§ The data:
________________________
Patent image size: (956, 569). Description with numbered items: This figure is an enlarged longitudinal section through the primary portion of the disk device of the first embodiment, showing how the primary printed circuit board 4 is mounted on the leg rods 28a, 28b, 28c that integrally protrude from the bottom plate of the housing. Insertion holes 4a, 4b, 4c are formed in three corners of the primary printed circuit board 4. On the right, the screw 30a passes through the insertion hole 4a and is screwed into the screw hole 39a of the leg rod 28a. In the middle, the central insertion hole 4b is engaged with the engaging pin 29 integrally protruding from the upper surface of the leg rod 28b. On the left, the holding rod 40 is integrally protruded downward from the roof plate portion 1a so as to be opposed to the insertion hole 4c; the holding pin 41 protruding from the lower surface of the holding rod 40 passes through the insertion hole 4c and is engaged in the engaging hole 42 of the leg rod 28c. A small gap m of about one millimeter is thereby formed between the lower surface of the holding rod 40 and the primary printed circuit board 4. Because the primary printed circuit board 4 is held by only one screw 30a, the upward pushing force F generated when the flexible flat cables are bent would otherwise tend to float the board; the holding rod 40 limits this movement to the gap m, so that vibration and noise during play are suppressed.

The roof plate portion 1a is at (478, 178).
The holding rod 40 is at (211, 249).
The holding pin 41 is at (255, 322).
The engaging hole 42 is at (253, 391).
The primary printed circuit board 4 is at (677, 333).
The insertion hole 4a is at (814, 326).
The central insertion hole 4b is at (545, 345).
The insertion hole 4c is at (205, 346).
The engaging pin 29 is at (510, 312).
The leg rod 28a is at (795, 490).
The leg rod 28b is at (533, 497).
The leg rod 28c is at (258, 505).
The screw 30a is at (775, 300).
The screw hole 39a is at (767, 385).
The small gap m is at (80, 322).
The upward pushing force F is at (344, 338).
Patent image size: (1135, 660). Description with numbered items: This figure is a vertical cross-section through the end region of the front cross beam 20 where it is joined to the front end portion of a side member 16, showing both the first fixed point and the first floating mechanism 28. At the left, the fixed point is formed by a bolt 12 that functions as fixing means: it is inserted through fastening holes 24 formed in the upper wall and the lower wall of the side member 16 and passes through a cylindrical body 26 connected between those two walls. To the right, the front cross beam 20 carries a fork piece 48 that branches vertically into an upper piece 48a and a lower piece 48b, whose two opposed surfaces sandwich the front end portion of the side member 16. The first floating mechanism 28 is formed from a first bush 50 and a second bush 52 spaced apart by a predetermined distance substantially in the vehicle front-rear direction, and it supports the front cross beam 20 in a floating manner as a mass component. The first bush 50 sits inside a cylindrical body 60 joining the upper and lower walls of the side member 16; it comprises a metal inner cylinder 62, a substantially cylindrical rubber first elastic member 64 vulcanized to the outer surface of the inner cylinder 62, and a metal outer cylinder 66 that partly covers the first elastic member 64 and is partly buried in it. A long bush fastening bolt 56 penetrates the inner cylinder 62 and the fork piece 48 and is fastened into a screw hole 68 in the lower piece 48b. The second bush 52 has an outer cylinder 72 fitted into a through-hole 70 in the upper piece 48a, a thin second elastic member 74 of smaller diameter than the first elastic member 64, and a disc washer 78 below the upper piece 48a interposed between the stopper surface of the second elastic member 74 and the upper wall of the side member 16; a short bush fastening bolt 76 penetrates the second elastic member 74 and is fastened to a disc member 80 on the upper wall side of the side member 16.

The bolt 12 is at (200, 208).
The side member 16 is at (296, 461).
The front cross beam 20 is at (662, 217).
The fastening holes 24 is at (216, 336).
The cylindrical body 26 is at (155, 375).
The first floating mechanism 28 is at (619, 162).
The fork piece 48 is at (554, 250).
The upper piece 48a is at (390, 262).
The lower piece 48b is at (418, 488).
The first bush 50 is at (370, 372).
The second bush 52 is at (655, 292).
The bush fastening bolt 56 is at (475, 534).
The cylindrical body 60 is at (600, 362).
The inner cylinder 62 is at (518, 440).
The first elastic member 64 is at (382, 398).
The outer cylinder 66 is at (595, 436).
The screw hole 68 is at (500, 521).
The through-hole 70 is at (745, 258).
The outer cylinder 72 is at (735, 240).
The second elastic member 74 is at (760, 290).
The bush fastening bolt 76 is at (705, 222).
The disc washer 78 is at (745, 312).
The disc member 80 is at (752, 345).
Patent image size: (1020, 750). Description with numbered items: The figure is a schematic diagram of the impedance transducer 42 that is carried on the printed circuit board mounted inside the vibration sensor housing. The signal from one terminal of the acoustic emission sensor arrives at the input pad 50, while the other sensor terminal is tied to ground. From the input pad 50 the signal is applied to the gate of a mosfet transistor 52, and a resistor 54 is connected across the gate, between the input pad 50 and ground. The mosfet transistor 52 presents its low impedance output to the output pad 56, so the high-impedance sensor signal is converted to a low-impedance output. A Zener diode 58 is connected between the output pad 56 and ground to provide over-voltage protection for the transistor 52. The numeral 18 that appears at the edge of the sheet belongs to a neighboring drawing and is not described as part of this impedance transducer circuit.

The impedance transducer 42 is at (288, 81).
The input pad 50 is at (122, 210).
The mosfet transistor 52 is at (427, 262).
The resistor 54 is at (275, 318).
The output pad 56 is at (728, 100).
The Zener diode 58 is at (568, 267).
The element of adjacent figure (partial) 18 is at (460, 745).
________________________
§ Written request: Rewrite the listing from the line containing "Patent image size: (1020, 750)." through the end of the listing, changing "schematic diagram" to "circuit diagram" and leaving everything else the same.

§ Solution to the exercise:
Patent image size: (1020, 750). Description with numbered items: The figure is a circuit diagram of the impedance transducer 42 that is carried on the printed circuit board mounted inside the vibration sensor housing. The signal from one terminal of the acoustic emission sensor arrives at the input pad 50, while the other sensor terminal is tied to ground. From the input pad 50 the signal is applied to the gate of a mosfet transistor 52, and a resistor 54 is connected across the gate, between the input pad 50 and ground. The mosfet transistor 52 presents its low impedance output to the output pad 56, so the high-impedance sensor signal is converted to a low-impedance output. A Zener diode 58 is connected between the output pad 56 and ground to provide over-voltage protection for the transistor 52. The numeral 18 that appears at the edge of the sheet belongs to a neighboring drawing and is not described as part of this impedance transducer circuit.

The impedance transducer 42 is at (288, 81).
The input pad 50 is at (122, 210).
The mosfet transistor 52 is at (427, 262).
The resistor 54 is at (275, 318).
The output pad 56 is at (728, 100).
The Zener diode 58 is at (568, 267).
The element of adjacent figure (partial) 18 is at (460, 745).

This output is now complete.